▸ DATA:
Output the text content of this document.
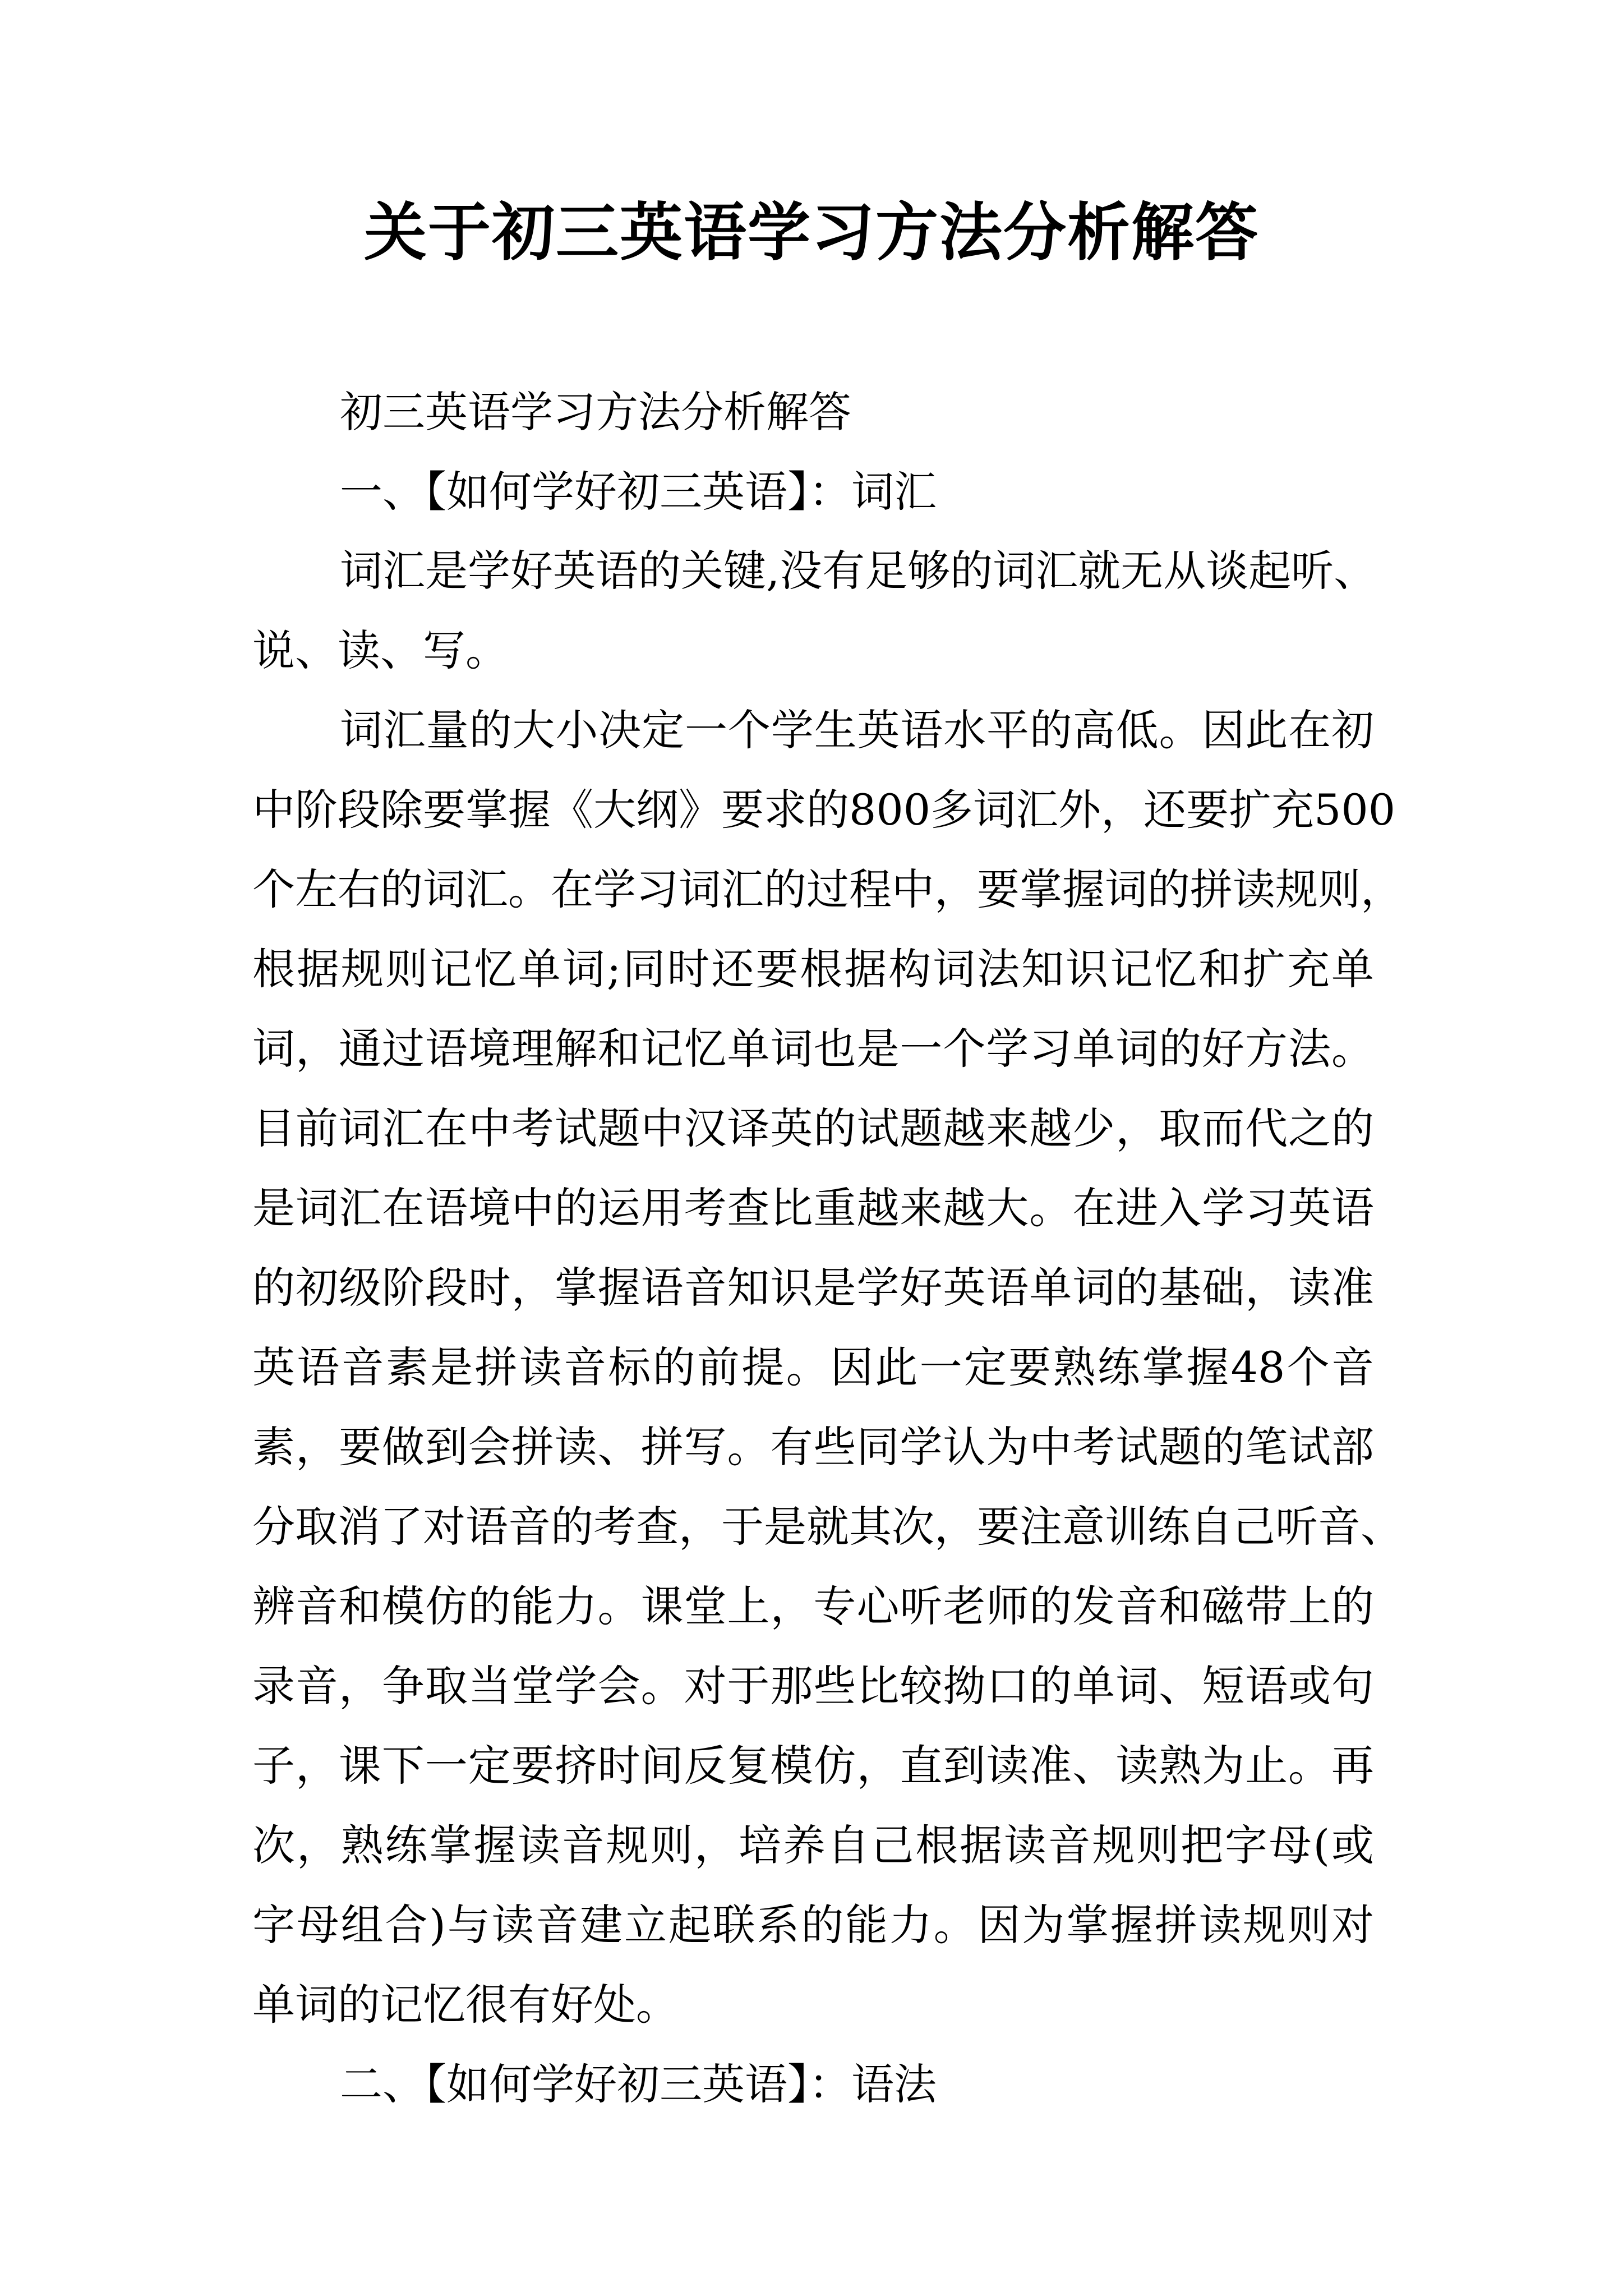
关于初三英语学习方法分析解答

初三英语学习方法分析解答

一、【如何学好初三英语】：词汇

词汇是学好英语的关键,没有足够的词汇就无从谈起听、

说、读、写。

词汇量的大小决定一个学生英语水平的高低。因此在初

中阶段除要掌握《大纲》要求的800多词汇外，还要扩充500

个左右的词汇。在学习词汇的过程中，要掌握词的拼读规则，

根据规则记忆单词;同时还要根据构词法知识记忆和扩充单

词，通过语境理解和记忆单词也是一个学习单词的好方法。

目前词汇在中考试题中汉译英的试题越来越少，取而代之的

是词汇在语境中的运用考查比重越来越大。在进入学习英语

的初级阶段时，掌握语音知识是学好英语单词的基础，读准

英语音素是拼读音标的前提。因此一定要熟练掌握48个音

素，要做到会拼读、拼写。有些同学认为中考试题的笔试部

分取消了对语音的考查，于是就其次，要注意训练自己听音、

辨音和模仿的能力。课堂上，专心听老师的发音和磁带上的

录音，争取当堂学会。对于那些比较拗口的单词、短语或句

子，课下一定要挤时间反复模仿，直到读准、读熟为止。再

次，熟练掌握读音规则，培养自己根据读音规则把字母(或

字母组合)与读音建立起联系的能力。因为掌握拼读规则对

单词的记忆很有好处。

二、【如何学好初三英语】：语法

▸ DIRECTIONS FOR THIS TASK:
Pictures appear in the records above. Output everything except them, exactly.

▸ RESULT OF THE TASK:
Output the text content of this document.
关于初三英语学习方法分析解答

初三英语学习方法分析解答

一、【如何学好初三英语】：词汇

词汇是学好英语的关键,没有足够的词汇就无从谈起听、

说、读、写。

词汇量的大小决定一个学生英语水平的高低。因此在初

中阶段除要掌握《大纲》要求的800多词汇外，还要扩充500

个左右的词汇。在学习词汇的过程中，要掌握词的拼读规则，

根据规则记忆单词;同时还要根据构词法知识记忆和扩充单

词，通过语境理解和记忆单词也是一个学习单词的好方法。

目前词汇在中考试题中汉译英的试题越来越少，取而代之的

是词汇在语境中的运用考查比重越来越大。在进入学习英语

的初级阶段时，掌握语音知识是学好英语单词的基础，读准

英语音素是拼读音标的前提。因此一定要熟练掌握48个音

素，要做到会拼读、拼写。有些同学认为中考试题的笔试部

分取消了对语音的考查，于是就其次，要注意训练自己听音、

辨音和模仿的能力。课堂上，专心听老师的发音和磁带上的

录音，争取当堂学会。对于那些比较拗口的单词、短语或句

子，课下一定要挤时间反复模仿，直到读准、读熟为止。再

次，熟练掌握读音规则，培养自己根据读音规则把字母(或

字母组合)与读音建立起联系的能力。因为掌握拼读规则对

单词的记忆很有好处。

二、【如何学好初三英语】：语法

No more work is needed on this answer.